**WORK TO DO**. Please repeat each of the following lines word for word, in the same order.

**Records from a collection**.
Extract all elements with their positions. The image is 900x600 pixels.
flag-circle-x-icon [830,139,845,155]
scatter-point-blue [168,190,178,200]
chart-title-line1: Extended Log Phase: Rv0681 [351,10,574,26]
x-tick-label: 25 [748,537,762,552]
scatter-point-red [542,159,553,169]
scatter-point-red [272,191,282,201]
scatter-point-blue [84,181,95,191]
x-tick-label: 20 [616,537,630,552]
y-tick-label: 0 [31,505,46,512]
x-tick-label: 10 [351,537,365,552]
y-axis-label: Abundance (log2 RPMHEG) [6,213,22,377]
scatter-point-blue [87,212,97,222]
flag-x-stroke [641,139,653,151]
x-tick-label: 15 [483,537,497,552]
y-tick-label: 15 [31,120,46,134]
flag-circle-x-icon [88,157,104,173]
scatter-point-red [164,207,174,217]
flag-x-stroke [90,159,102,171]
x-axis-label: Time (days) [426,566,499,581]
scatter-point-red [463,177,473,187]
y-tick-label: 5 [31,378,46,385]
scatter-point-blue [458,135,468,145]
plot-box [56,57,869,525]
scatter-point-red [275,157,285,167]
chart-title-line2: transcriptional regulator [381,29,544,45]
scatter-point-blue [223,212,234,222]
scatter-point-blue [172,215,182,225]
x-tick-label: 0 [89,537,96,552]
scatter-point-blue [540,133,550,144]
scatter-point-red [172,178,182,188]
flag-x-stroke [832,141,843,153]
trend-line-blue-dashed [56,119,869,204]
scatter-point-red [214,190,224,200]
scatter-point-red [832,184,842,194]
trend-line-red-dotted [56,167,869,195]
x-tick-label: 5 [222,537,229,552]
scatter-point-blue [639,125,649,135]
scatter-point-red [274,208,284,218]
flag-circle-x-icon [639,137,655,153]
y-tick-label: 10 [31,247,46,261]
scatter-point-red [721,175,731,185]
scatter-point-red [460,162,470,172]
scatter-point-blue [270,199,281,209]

**TASK RESPONSE**.
Extract all elements with their positions. The image is 900x600 pixels.
flag-circle-x-icon [830,139,845,155]
scatter-point-blue [168,190,178,200]
chart-title-line1: Extended Log Phase: Rv0681 [351,10,574,26]
x-tick-label: 25 [748,537,762,552]
scatter-point-red [542,159,553,169]
scatter-point-red [272,191,282,201]
scatter-point-blue [84,181,95,191]
x-tick-label: 20 [616,537,630,552]
y-tick-label: 0 [31,505,46,512]
x-tick-label: 10 [351,537,365,552]
y-axis-label: Abundance (log2 RPMHEG) [6,213,22,377]
scatter-point-blue [87,212,97,222]
flag-x-stroke [641,139,653,151]
x-tick-label: 15 [483,537,497,552]
y-tick-label: 15 [31,120,46,134]
flag-circle-x-icon [88,157,104,173]
scatter-point-red [164,207,174,217]
flag-x-stroke [90,159,102,171]
x-axis-label: Time (days) [426,566,499,581]
scatter-point-red [463,177,473,187]
y-tick-label: 5 [31,378,46,385]
scatter-point-blue [458,135,468,145]
plot-box [56,57,869,525]
scatter-point-red [275,157,285,167]
chart-title-line2: transcriptional regulator [381,29,544,45]
scatter-point-blue [223,212,234,222]
scatter-point-blue [172,215,182,225]
x-tick-label: 0 [89,537,96,552]
scatter-point-blue [540,133,550,144]
scatter-point-red [172,178,182,188]
flag-x-stroke [832,141,843,153]
trend-line-blue-dashed [56,119,869,204]
scatter-point-red [214,190,224,200]
scatter-point-red [832,184,842,194]
trend-line-red-dotted [56,167,869,195]
x-tick-label: 5 [222,537,229,552]
scatter-point-blue [639,125,649,135]
scatter-point-red [274,208,284,218]
flag-circle-x-icon [639,137,655,153]
y-tick-label: 10 [31,247,46,261]
scatter-point-red [721,175,731,185]
scatter-point-red [460,162,470,172]
scatter-point-blue [270,199,281,209]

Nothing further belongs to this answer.